--- start of Entries supplied ---

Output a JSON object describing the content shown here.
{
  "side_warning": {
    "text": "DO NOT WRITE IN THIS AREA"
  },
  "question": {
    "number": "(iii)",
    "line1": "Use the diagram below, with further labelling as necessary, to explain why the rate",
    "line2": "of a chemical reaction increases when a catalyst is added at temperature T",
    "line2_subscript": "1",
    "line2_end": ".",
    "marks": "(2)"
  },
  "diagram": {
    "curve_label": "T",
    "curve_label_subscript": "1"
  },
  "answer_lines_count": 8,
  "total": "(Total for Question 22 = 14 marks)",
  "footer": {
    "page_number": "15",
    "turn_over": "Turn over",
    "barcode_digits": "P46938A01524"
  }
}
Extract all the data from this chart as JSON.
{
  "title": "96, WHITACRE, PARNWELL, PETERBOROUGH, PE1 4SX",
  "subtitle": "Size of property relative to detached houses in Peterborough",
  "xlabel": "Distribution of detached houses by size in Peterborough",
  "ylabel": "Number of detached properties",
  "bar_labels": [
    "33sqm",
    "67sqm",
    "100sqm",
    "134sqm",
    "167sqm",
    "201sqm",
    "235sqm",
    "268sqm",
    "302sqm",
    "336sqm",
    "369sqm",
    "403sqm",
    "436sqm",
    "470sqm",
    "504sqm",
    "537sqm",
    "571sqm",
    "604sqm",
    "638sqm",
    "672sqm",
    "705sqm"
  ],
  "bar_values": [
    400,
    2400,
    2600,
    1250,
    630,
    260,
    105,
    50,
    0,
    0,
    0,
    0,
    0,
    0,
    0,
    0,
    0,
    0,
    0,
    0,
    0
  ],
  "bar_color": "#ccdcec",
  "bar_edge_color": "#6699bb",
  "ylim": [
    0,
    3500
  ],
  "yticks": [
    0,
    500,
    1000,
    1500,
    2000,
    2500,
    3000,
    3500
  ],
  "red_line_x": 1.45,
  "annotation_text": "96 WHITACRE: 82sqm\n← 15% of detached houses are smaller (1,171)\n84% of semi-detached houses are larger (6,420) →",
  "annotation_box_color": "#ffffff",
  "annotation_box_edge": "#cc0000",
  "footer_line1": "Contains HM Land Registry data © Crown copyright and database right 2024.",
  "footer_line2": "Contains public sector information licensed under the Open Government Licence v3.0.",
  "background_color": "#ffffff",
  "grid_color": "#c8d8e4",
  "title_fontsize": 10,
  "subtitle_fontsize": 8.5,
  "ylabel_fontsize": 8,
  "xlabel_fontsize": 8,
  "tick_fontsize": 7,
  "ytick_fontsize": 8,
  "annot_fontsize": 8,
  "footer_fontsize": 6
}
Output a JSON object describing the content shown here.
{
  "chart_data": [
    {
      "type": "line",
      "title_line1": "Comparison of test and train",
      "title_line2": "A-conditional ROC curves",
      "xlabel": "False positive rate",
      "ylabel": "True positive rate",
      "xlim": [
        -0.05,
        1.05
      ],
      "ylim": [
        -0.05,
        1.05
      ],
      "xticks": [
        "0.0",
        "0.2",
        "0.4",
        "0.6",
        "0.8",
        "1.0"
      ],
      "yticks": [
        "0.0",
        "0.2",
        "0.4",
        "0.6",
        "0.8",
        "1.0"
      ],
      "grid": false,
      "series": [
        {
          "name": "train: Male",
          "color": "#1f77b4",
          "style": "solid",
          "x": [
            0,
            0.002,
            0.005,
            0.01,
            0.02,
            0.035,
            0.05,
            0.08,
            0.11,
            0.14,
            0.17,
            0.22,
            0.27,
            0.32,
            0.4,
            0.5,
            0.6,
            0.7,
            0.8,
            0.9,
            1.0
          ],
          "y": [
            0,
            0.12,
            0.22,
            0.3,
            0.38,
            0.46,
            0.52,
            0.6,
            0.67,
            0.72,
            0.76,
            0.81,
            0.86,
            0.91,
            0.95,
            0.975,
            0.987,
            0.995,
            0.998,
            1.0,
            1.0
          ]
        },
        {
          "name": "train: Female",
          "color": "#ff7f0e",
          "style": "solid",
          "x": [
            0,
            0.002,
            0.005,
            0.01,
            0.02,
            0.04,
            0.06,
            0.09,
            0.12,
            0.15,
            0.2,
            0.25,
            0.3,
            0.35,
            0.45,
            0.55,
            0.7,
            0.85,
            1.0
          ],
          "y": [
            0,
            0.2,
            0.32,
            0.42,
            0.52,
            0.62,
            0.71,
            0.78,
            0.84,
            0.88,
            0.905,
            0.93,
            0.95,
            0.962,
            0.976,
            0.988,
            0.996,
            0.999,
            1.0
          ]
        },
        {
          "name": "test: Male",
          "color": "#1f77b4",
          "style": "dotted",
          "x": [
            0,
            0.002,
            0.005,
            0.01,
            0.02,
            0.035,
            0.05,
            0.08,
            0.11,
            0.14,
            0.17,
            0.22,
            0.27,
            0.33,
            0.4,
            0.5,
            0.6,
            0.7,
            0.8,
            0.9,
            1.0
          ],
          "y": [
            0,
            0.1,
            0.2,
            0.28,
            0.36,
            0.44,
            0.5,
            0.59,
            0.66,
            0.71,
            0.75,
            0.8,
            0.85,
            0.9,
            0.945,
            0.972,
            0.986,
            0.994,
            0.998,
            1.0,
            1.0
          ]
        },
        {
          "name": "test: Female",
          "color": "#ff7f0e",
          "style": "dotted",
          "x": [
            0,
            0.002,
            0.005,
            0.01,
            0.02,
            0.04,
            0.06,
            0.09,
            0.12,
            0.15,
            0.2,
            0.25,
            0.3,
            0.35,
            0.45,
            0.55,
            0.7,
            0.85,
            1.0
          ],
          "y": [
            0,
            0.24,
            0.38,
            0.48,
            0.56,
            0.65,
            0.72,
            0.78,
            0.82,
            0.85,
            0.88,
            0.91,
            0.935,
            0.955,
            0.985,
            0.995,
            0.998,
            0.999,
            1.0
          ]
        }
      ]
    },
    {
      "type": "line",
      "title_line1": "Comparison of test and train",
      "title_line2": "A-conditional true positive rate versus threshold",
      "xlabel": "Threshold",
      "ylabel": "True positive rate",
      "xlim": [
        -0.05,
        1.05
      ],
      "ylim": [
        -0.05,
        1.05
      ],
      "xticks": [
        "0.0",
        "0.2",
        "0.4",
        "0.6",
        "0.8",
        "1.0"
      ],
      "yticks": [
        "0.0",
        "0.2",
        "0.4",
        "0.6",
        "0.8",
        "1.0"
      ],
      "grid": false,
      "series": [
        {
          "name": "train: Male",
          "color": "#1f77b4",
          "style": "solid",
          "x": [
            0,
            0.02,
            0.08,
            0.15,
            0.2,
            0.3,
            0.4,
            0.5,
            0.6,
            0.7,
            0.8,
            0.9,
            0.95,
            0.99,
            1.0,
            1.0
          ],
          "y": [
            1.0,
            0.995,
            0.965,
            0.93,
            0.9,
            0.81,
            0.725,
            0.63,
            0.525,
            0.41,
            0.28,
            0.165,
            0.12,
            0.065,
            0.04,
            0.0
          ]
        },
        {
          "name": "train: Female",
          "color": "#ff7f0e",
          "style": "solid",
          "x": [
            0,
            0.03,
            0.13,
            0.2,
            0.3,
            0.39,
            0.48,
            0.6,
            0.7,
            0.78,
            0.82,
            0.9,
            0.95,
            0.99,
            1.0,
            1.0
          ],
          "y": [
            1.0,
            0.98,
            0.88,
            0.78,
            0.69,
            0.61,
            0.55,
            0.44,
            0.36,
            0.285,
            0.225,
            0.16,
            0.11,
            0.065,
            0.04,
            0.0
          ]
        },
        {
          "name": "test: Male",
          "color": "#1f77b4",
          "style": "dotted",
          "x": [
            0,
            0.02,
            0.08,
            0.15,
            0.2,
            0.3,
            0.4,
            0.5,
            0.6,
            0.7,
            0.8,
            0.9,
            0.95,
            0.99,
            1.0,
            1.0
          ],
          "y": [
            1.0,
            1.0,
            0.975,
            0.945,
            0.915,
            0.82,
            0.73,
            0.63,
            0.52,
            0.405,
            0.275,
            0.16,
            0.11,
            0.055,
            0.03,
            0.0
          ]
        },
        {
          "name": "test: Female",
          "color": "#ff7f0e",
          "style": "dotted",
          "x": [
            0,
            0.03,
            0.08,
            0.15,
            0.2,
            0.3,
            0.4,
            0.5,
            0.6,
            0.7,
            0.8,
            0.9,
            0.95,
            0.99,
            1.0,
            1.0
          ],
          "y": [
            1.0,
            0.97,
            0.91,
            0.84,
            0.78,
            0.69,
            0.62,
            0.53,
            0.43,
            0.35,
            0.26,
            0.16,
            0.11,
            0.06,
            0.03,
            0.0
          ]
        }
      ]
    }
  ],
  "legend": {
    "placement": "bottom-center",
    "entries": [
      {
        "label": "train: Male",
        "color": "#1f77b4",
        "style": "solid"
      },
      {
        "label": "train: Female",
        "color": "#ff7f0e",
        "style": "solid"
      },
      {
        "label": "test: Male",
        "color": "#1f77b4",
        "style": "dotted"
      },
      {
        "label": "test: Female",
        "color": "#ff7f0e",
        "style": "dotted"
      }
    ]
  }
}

--- end of Entries supplied ---

- **Goal**: Go through the records. Copy each line where "houses" appears.

- **Response**:
  "subtitle": "Size of property relative to detached houses in Peterborough",
  "xlabel": "Distribution of detached houses by size in Peterborough",
  "annotation_text": "96 WHITACRE: 82sqm\n← 15% of detached houses are smaller (1,171)\n84% of semi-detached houses are larger (6,420) →",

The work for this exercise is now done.